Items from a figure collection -
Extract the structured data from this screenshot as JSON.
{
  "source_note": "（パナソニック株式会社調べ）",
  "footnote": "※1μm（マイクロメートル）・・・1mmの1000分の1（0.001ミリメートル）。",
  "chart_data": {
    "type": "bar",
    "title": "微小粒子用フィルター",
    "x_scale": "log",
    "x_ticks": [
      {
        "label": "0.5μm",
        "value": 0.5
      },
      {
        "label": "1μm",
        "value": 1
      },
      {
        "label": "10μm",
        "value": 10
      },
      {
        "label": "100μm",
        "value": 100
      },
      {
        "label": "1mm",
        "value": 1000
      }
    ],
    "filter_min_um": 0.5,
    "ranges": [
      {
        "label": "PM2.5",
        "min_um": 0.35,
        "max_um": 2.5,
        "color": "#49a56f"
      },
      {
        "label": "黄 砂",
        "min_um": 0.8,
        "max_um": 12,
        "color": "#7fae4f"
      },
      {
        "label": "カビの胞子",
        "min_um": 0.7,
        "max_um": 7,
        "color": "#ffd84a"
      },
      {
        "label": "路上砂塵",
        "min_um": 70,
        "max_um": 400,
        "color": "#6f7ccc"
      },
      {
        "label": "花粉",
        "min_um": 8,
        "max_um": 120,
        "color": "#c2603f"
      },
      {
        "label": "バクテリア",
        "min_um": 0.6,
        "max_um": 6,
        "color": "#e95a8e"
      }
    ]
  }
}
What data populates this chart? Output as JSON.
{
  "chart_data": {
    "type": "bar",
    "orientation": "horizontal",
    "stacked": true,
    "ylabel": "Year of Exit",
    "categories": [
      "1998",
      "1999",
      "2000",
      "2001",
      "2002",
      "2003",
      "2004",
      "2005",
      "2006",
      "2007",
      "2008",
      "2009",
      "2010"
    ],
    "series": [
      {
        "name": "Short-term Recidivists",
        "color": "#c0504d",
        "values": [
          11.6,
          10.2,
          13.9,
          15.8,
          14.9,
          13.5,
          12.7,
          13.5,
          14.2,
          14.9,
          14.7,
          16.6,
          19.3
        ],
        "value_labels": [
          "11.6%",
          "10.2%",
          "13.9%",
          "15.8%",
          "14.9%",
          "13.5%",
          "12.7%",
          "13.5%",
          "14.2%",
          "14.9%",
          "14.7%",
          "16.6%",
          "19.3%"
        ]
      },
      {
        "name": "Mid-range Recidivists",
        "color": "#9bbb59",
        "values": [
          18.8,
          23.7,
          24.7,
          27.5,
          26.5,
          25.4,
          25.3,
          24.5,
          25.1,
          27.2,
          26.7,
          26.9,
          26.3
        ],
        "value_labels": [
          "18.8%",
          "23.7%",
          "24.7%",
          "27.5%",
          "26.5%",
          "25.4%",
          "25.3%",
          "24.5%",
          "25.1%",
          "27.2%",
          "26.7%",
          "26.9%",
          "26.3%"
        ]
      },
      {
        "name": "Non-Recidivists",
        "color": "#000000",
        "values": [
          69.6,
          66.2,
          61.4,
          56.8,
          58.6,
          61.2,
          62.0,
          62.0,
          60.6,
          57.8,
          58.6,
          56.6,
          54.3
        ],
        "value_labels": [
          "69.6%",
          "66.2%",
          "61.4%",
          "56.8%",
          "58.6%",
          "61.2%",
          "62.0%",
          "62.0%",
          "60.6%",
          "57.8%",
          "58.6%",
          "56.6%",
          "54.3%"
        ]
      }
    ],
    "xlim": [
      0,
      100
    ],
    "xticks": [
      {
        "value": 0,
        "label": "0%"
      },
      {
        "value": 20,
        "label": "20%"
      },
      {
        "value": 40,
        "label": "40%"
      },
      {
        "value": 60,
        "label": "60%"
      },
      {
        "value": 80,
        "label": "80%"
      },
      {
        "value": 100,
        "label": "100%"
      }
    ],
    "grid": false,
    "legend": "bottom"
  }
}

What the exercise asks -
Every line above should be printed again exactly as it stands.

Solved problem -
Extract the structured data from this screenshot as JSON.
{
  "source_note": "（パナソニック株式会社調べ）",
  "footnote": "※1μm（マイクロメートル）・・・1mmの1000分の1（0.001ミリメートル）。",
  "chart_data": {
    "type": "bar",
    "title": "微小粒子用フィルター",
    "x_scale": "log",
    "x_ticks": [
      {
        "label": "0.5μm",
        "value": 0.5
      },
      {
        "label": "1μm",
        "value": 1
      },
      {
        "label": "10μm",
        "value": 10
      },
      {
        "label": "100μm",
        "value": 100
      },
      {
        "label": "1mm",
        "value": 1000
      }
    ],
    "filter_min_um": 0.5,
    "ranges": [
      {
        "label": "PM2.5",
        "min_um": 0.35,
        "max_um": 2.5,
        "color": "#49a56f"
      },
      {
        "label": "黄 砂",
        "min_um": 0.8,
        "max_um": 12,
        "color": "#7fae4f"
      },
      {
        "label": "カビの胞子",
        "min_um": 0.7,
        "max_um": 7,
        "color": "#ffd84a"
      },
      {
        "label": "路上砂塵",
        "min_um": 70,
        "max_um": 400,
        "color": "#6f7ccc"
      },
      {
        "label": "花粉",
        "min_um": 8,
        "max_um": 120,
        "color": "#c2603f"
      },
      {
        "label": "バクテリア",
        "min_um": 0.6,
        "max_um": 6,
        "color": "#e95a8e"
      }
    ]
  }
}
What data populates this chart? Output as JSON.
{
  "chart_data": {
    "type": "bar",
    "orientation": "horizontal",
    "stacked": true,
    "ylabel": "Year of Exit",
    "categories": [
      "1998",
      "1999",
      "2000",
      "2001",
      "2002",
      "2003",
      "2004",
      "2005",
      "2006",
      "2007",
      "2008",
      "2009",
      "2010"
    ],
    "series": [
      {
        "name": "Short-term Recidivists",
        "color": "#c0504d",
        "values": [
          11.6,
          10.2,
          13.9,
          15.8,
          14.9,
          13.5,
          12.7,
          13.5,
          14.2,
          14.9,
          14.7,
          16.6,
          19.3
        ],
        "value_labels": [
          "11.6%",
          "10.2%",
          "13.9%",
          "15.8%",
          "14.9%",
          "13.5%",
          "12.7%",
          "13.5%",
          "14.2%",
          "14.9%",
          "14.7%",
          "16.6%",
          "19.3%"
        ]
      },
      {
        "name": "Mid-range Recidivists",
        "color": "#9bbb59",
        "values": [
          18.8,
          23.7,
          24.7,
          27.5,
          26.5,
          25.4,
          25.3,
          24.5,
          25.1,
          27.2,
          26.7,
          26.9,
          26.3
        ],
        "value_labels": [
          "18.8%",
          "23.7%",
          "24.7%",
          "27.5%",
          "26.5%",
          "25.4%",
          "25.3%",
          "24.5%",
          "25.1%",
          "27.2%",
          "26.7%",
          "26.9%",
          "26.3%"
        ]
      },
      {
        "name": "Non-Recidivists",
        "color": "#000000",
        "values": [
          69.6,
          66.2,
          61.4,
          56.8,
          58.6,
          61.2,
          62.0,
          62.0,
          60.6,
          57.8,
          58.6,
          56.6,
          54.3
        ],
        "value_labels": [
          "69.6%",
          "66.2%",
          "61.4%",
          "56.8%",
          "58.6%",
          "61.2%",
          "62.0%",
          "62.0%",
          "60.6%",
          "57.8%",
          "58.6%",
          "56.6%",
          "54.3%"
        ]
      }
    ],
    "xlim": [
      0,
      100
    ],
    "xticks": [
      {
        "value": 0,
        "label": "0%"
      },
      {
        "value": 20,
        "label": "20%"
      },
      {
        "value": 40,
        "label": "40%"
      },
      {
        "value": 60,
        "label": "60%"
      },
      {
        "value": 80,
        "label": "80%"
      },
      {
        "value": 100,
        "label": "100%"
      }
    ],
    "grid": false,
    "legend": "bottom"
  }
}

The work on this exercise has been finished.